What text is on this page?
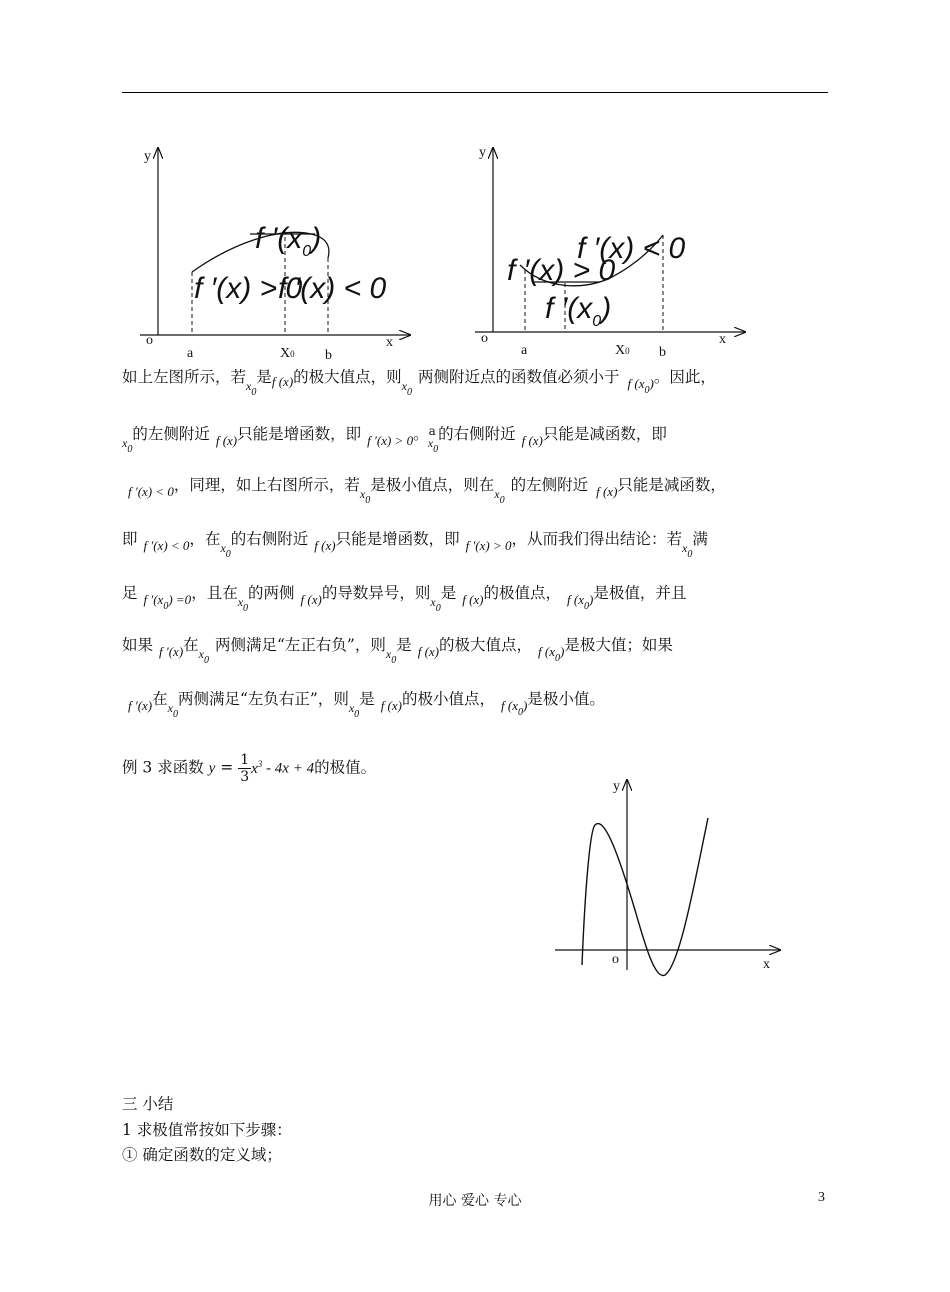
y
x
o
a	X0 b
f $'(x_0)$
f ′(x) > 0
f ′(x) < 0
y
x
o
a	X0 b
f ′(x) > 0
f ′(x) < 0
f $'(x_0)$
如上左图所示，若$_{x_0}$是$_{f (x)}$的极大值点，则$_{x_0}$两侧附近点的函数值必须小于 $_{f (x_0)}$。因此，
$_{x_0}$的左侧附近 $_{f (x)}$只能是增函数，即 $_{f '(x) > 0}$。$^a_{x_0}$的右侧附近 $_{f (x)}$只能是减函数，即
$_{f '(x) < 0}$，同理，如上右图所示，若$_{x_0}$是极小值点，则在$_{x_0}$的左侧附近 $_{f (x)}$只能是减函数，
即 $_{f '(x) < 0}$，在$_{x_0}$的右侧附近 $_{f (x)}$只能是增函数，即 $_{f '(x) > 0}$，从而我们得出结论：若$_{x_0}$满
足 $_{f '(x_0) =0}$，且在$_{x_0}$的两侧 $_{f (x)}$的导数异号，则$_{x_0}$是 $_{f (x)}$的极值点， $_{f (x_0)}$是极值，并且
如果 $_{f '(x)}$在$_{x_0}$两侧满足“左正右负”，则$_{x_0}$是 $_{f (x)}$的极大值点， $_{f (x_0)}$是极大值；如果
$_{f '(x)}$在$_{x_0}$两侧满足“左负右正”，则$_{x_0}$是 $_{f (x)}$的极小值点， $_{f (x_0)}$是极小值。
例 3 求函数 $y = \frac{1}{3} x^3 - 4x + 4$的极值。
y
x
o
三 小结
1 求极值常按如下步骤：
① 确定函数的定义域；
用心 爱心 专心	3
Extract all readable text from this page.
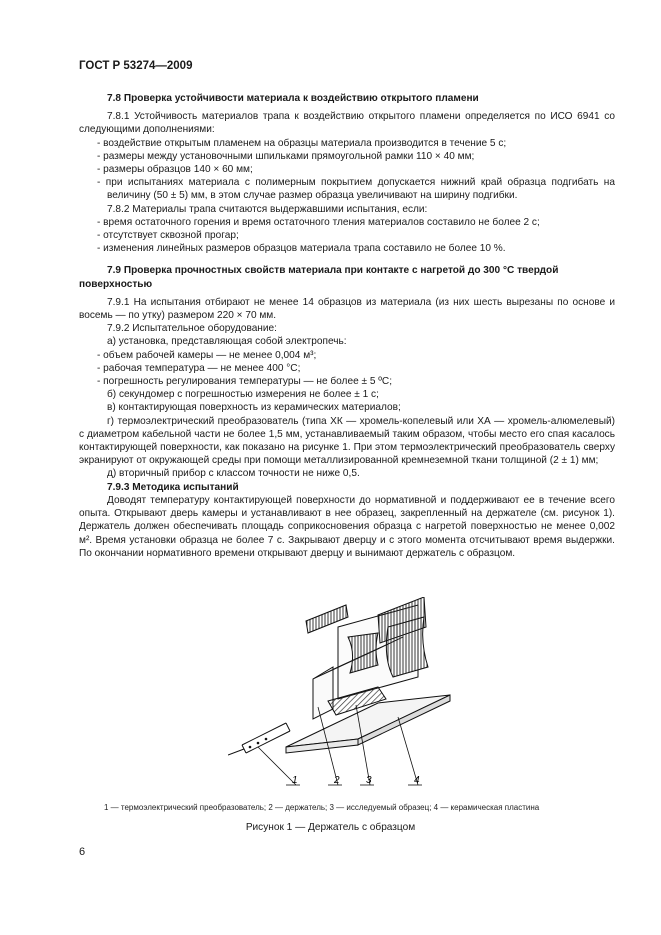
ГОСТ Р 53274—2009

7.8 Проверка устойчивости материала к воздействию открытого пламени

7.8.1 Устойчивость материалов трапа к воздействию открытого пламени определяется по ИСО 6941 со следующими дополнениями:

- воздействие открытым пламенем на образцы материала производится в течение 5 с;

- размеры между установочными шпильками прямоугольной рамки 110 × 40 мм;

- размеры образцов 140 × 60 мм;

- при испытаниях материала с полимерным покрытием допускается нижний край образца подгибать на величину (50 ± 5) мм, в этом случае размер образца увеличивают на ширину подгибки.

7.8.2 Материалы трапа считаются выдержавшими испытания, если:

- время остаточного горения и время остаточного тления материалов составило не более 2 с;

- отсутствует сквозной прогар;

- изменения линейных размеров образцов материала трапа составило не более 10 %.

7.9 Проверка прочностных свойств материала при контакте с нагретой до 300 °С твердой поверхностью

7.9.1 На испытания отбирают не менее 14 образцов из материала (из них шесть вырезаны по основе и восемь — по утку) размером 220 × 70 мм.

7.9.2 Испытательное оборудование:

а) установка, представляющая собой электропечь:

- объем рабочей камеры — не менее 0,004 м³;

- рабочая температура — не менее 400 °С;

- погрешность регулирования температуры — не более ± 5 ºС;

б) секундомер с погрешностью измерения не более ± 1 с;

в) контактирующая поверхность из керамических материалов;

г) термоэлектрический преобразователь (типа ХК — хромель-копелевый или ХА — хромель-алюмелевый) с диаметром кабельной части не более 1,5 мм, устанавливаемый таким образом, чтобы место его спая касалось контактирующей поверхности, как показано на рисунке 1. При этом термоэлектрический преобразователь сверху экранируют от окружающей среды при помощи металлизированной кремнеземной ткани толщиной (2 ± 1) мм;

д) вторичный прибор с классом точности не ниже 0,5.

7.9.3 Методика испытаний

Доводят температуру контактирующей поверхности до нормативной и поддерживают ее в течение всего опыта. Открывают дверь камеры и устанавливают в нее образец, закрепленный на держателе (см. рисунок 1). Держатель должен обеспечивать площадь соприкосновения образца с нагретой поверхностью не менее 0,002 м². Время установки образца не более 7 с. Закрывают дверцу и с этого момента отсчитывают время выдержки. По окончании нормативного времени открывают дверцу и вынимают держатель с образцом.

1	2	3	4
1 — термоэлектрический преобразователь; 2 — держатель; 3 — исследуемый образец; 4 — керамическая пластина
Рисунок 1 — Держатель с образцом
6
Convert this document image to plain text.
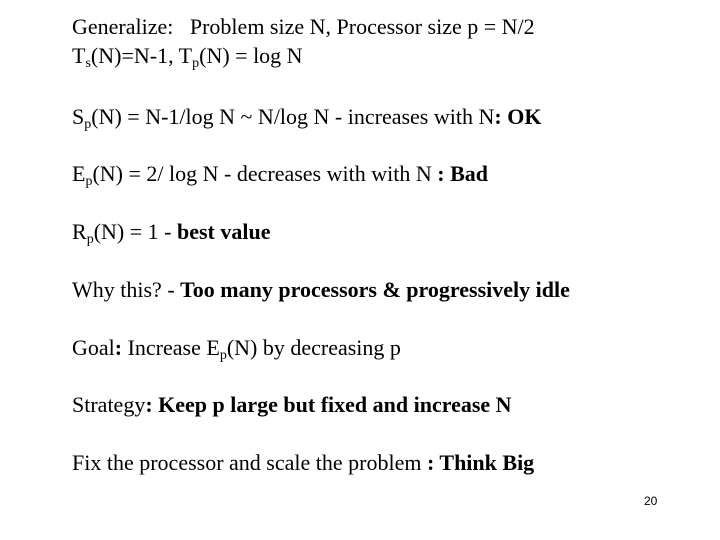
Generalize: Problem size N, Processor size p = N/2
$T_s(N)=N-1$, $T_p(N) = \log N$
$S_p(N) = N-1/\log$ N ~ N/log N - increases with N: OK
$E_p(N) = 2/$ log N - decreases with with N : Bad
$R_p(N) = 1$ - best value
Why this? - Too many processors & progressively idle
Goal: Increase $E_p(N)$ by decreasing p
Strategy: Keep p large but fixed and increase N
Fix the processor and scale the problem : Think Big
20
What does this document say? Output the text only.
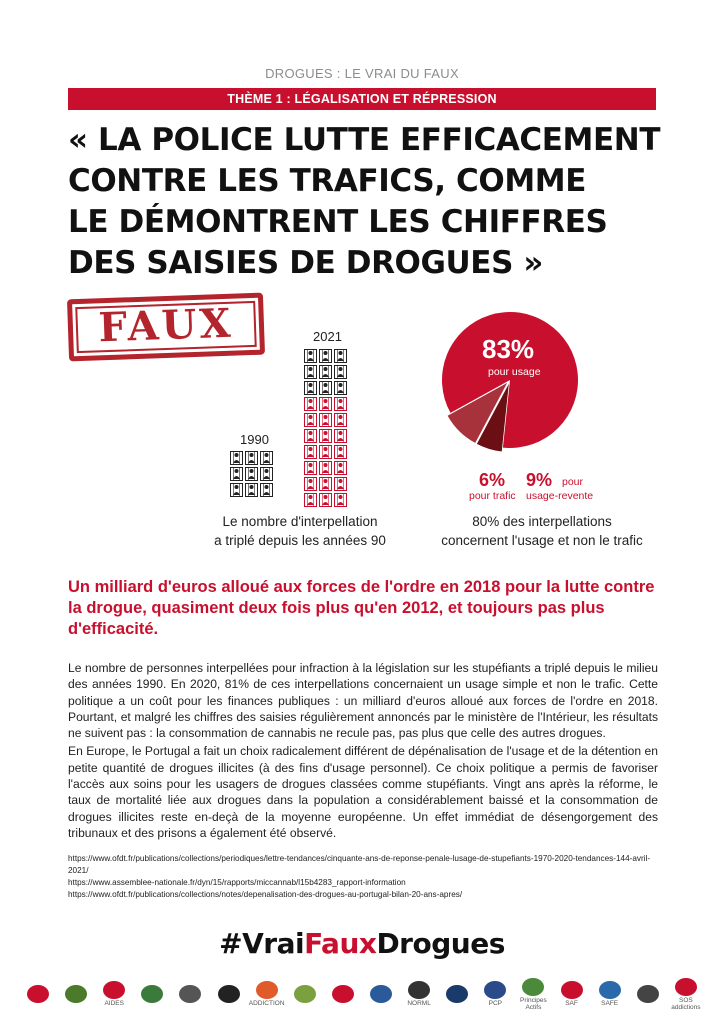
DROGUES : LE VRAI DU FAUX
THÈME 1 : LÉGALISATION ET RÉPRESSION
« LA POLICE LUTTE EFFICACEMENT
CONTRE LES TRAFICS, COMME
LE DÉMONTRENT LES CHIFFRES
DES SAISIES DE DROGUES »
FAUX
1990
2021
Le nombre d'interpellation
a triplé depuis les années 90
83%
pour usage
6%
pour trafic
9% pour
usage-revente
80% des interpellations
concernent l'usage et non le trafic
Un milliard d'euros alloué aux forces de l'ordre en 2018 pour la lutte contre la drogue, quasiment deux fois plus qu'en 2012, et toujours pas plus d'efficacité.

Le nombre de personnes interpellées pour infraction à la législation sur les stupéfiants a triplé depuis le milieu des années 1990. En 2020, 81% de ces interpellations concernaient un usage simple et non le trafic. Cette politique a un coût pour les finances publiques : un milliard d'euros alloué aux forces de l'ordre en 2018. Pourtant, et malgré les chiffres des saisies régulièrement annoncés par le ministère de l'Intérieur, les résultats ne suivent pas : la consommation de cannabis ne recule pas, pas plus que celle des autres drogues.

En Europe, le Portugal a fait un choix radicalement différent de dépénalisation de l'usage et de la détention en petite quantité de drogues illicites (à des fins d'usage personnel). Ce choix politique a permis de favoriser l'accès aux soins pour les usagers de drogues classées comme stupéfiants. Vingt ans après la réforme, le taux de mortalité liée aux drogues dans la population a considérablement baissé et la consommation de drogues illicites reste en-deçà de la moyenne européenne. Un effet immédiat de désengorgement des tribunaux et des prisons a également été observé.

https://www.ofdt.fr/publications/collections/periodiques/lettre-tendances/cinquante-ans-de-reponse-penale-lusage-de-stupefiants-1970-2020-tendances-144-avril-2021/
https://www.assemblee-nationale.fr/dyn/15/rapports/miccannab/l15b4283_rapport-information
https://www.ofdt.fr/publications/collections/notes/depenalisation-des-drogues-au-portugal-bilan-20-ans-apres/
#VraiFauxDrogues
AIDES	ADDICTION	NORML	PCP	Principes Actifs	SAF	SAFE	SOS addictions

★ ★ ★ ★ ★ ★ ★

Written problem: Give back each entry exactly as it appears, with no pictures.

Solution below:
What text is on this page?
y
x
o
a	X0 b
f $'(x_0)$
f ′(x) > 0
f ′(x) < 0
y
x
o
a	X0 b
f ′(x) > 0
f ′(x) < 0
f $'(x_0)$
如上左图所示，若$_{x_0}$是$_{f (x)}$的极大值点，则$_{x_0}$两侧附近点的函数值必须小于 $_{f (x_0)}$。因此，
$_{x_0}$的左侧附近 $_{f (x)}$只能是增函数，即 $_{f '(x) > 0}$。$^a_{x_0}$的右侧附近 $_{f (x)}$只能是减函数，即
$_{f '(x) < 0}$，同理，如上右图所示，若$_{x_0}$是极小值点，则在$_{x_0}$的左侧附近 $_{f (x)}$只能是减函数，
即 $_{f '(x) < 0}$，在$_{x_0}$的右侧附近 $_{f (x)}$只能是增函数，即 $_{f '(x) > 0}$，从而我们得出结论：若$_{x_0}$满
足 $_{f '(x_0) =0}$，且在$_{x_0}$的两侧 $_{f (x)}$的导数异号，则$_{x_0}$是 $_{f (x)}$的极值点， $_{f (x_0)}$是极值，并且
如果 $_{f '(x)}$在$_{x_0}$两侧满足“左正右负”，则$_{x_0}$是 $_{f (x)}$的极大值点， $_{f (x_0)}$是极大值；如果
$_{f '(x)}$在$_{x_0}$两侧满足“左负右正”，则$_{x_0}$是 $_{f (x)}$的极小值点， $_{f (x_0)}$是极小值。
例 3 求函数 $y = \frac{1}{3} x^3 - 4x + 4$的极值。
y
x
o
三 小结
1 求极值常按如下步骤：
① 确定函数的定义域；
用心 爱心 专心	3
Extract all readable text from this page.
ГОСТ Р 53274—2009

7.8 Проверка устойчивости материала к воздействию открытого пламени

7.8.1 Устойчивость материалов трапа к воздействию открытого пламени определяется по ИСО 6941 со следующими дополнениями:

- воздействие открытым пламенем на образцы материала производится в течение 5 с;

- размеры между установочными шпильками прямоугольной рамки 110 × 40 мм;

- размеры образцов 140 × 60 мм;

- при испытаниях материала с полимерным покрытием допускается нижний край образца подгибать на величину (50 ± 5) мм, в этом случае размер образца увеличивают на ширину подгибки.

7.8.2 Материалы трапа считаются выдержавшими испытания, если:

- время остаточного горения и время остаточного тления материалов составило не более 2 с;

- отсутствует сквозной прогар;

- изменения линейных размеров образцов материала трапа составило не более 10 %.

7.9 Проверка прочностных свойств материала при контакте с нагретой до 300 °С твердой поверхностью

7.9.1 На испытания отбирают не менее 14 образцов из материала (из них шесть вырезаны по основе и восемь — по утку) размером 220 × 70 мм.

7.9.2 Испытательное оборудование:

а) установка, представляющая собой электропечь:

- объем рабочей камеры — не менее 0,004 м³;

- рабочая температура — не менее 400 °С;

- погрешность регулирования температуры — не более ± 5 ºС;

б) секундомер с погрешностью измерения не более ± 1 с;

в) контактирующая поверхность из керамических материалов;

г) термоэлектрический преобразователь (типа ХК — хромель-копелевый или ХА — хромель-алюмелевый) с диаметром кабельной части не более 1,5 мм, устанавливаемый таким образом, чтобы место его спая касалось контактирующей поверхности, как показано на рисунке 1. При этом термоэлектрический преобразователь сверху экранируют от окружающей среды при помощи металлизированной кремнеземной ткани толщиной (2 ± 1) мм;

д) вторичный прибор с классом точности не ниже 0,5.

7.9.3 Методика испытаний

Доводят температуру контактирующей поверхности до нормативной и поддерживают ее в течение всего опыта. Открывают дверь камеры и устанавливают в нее образец, закрепленный на держателе (см. рисунок 1). Держатель должен обеспечивать площадь соприкосновения образца с нагретой поверхностью не менее 0,002 м². Время установки образца не более 7 с. Закрывают дверцу и с этого момента отсчитывают время выдержки. По окончании нормативного времени открывают дверцу и вынимают держатель с образцом.

1	2	3	4
1 — термоэлектрический преобразователь; 2 — держатель; 3 — исследуемый образец; 4 — керамическая пластина
Рисунок 1 — Держатель с образцом
6
Convert this document image to plain text.
Generalize: Problem size N, Processor size p = N/2
$T_s(N)=N-1$, $T_p(N) = \log N$
$S_p(N) = N-1/\log$ N ~ N/log N - increases with N: OK
$E_p(N) = 2/$ log N - decreases with with N : Bad
$R_p(N) = 1$ - best value
Why this? - Too many processors & progressively idle
Goal: Increase $E_p(N)$ by decreasing p
Strategy: Keep p large but fixed and increase N
Fix the processor and scale the problem : Think Big
20
What does this document say? Output the text only.
DROGUES : LE VRAI DU FAUX
THÈME 1 : LÉGALISATION ET RÉPRESSION
« LA POLICE LUTTE EFFICACEMENT
CONTRE LES TRAFICS, COMME
LE DÉMONTRENT LES CHIFFRES
DES SAISIES DE DROGUES »
FAUX
1990
2021
Le nombre d'interpellation
a triplé depuis les années 90
83%
pour usage
6%
pour trafic
9% pour
usage-revente
80% des interpellations
concernent l'usage et non le trafic
Un milliard d'euros alloué aux forces de l'ordre en 2018 pour la lutte contre la drogue, quasiment deux fois plus qu'en 2012, et toujours pas plus d'efficacité.

Le nombre de personnes interpellées pour infraction à la législation sur les stupéfiants a triplé depuis le milieu des années 1990. En 2020, 81% de ces interpellations concernaient un usage simple et non le trafic. Cette politique a un coût pour les finances publiques : un milliard d'euros alloué aux forces de l'ordre en 2018. Pourtant, et malgré les chiffres des saisies régulièrement annoncés par le ministère de l'Intérieur, les résultats ne suivent pas : la consommation de cannabis ne recule pas, pas plus que celle des autres drogues.

En Europe, le Portugal a fait un choix radicalement différent de dépénalisation de l'usage et de la détention en petite quantité de drogues illicites (à des fins d'usage personnel). Ce choix politique a permis de favoriser l'accès aux soins pour les usagers de drogues classées comme stupéfiants. Vingt ans après la réforme, le taux de mortalité liée aux drogues dans la population a considérablement baissé et la consommation de drogues illicites reste en-deçà de la moyenne européenne. Un effet immédiat de désengorgement des tribunaux et des prisons a également été observé.

https://www.ofdt.fr/publications/collections/periodiques/lettre-tendances/cinquante-ans-de-reponse-penale-lusage-de-stupefiants-1970-2020-tendances-144-avril-2021/
https://www.assemblee-nationale.fr/dyn/15/rapports/miccannab/l15b4283_rapport-information
https://www.ofdt.fr/publications/collections/notes/depenalisation-des-drogues-au-portugal-bilan-20-ans-apres/
#VraiFauxDrogues
AIDES	ADDICTION	NORML	PCP	Principes Actifs	SAF	SAFE	SOS addictions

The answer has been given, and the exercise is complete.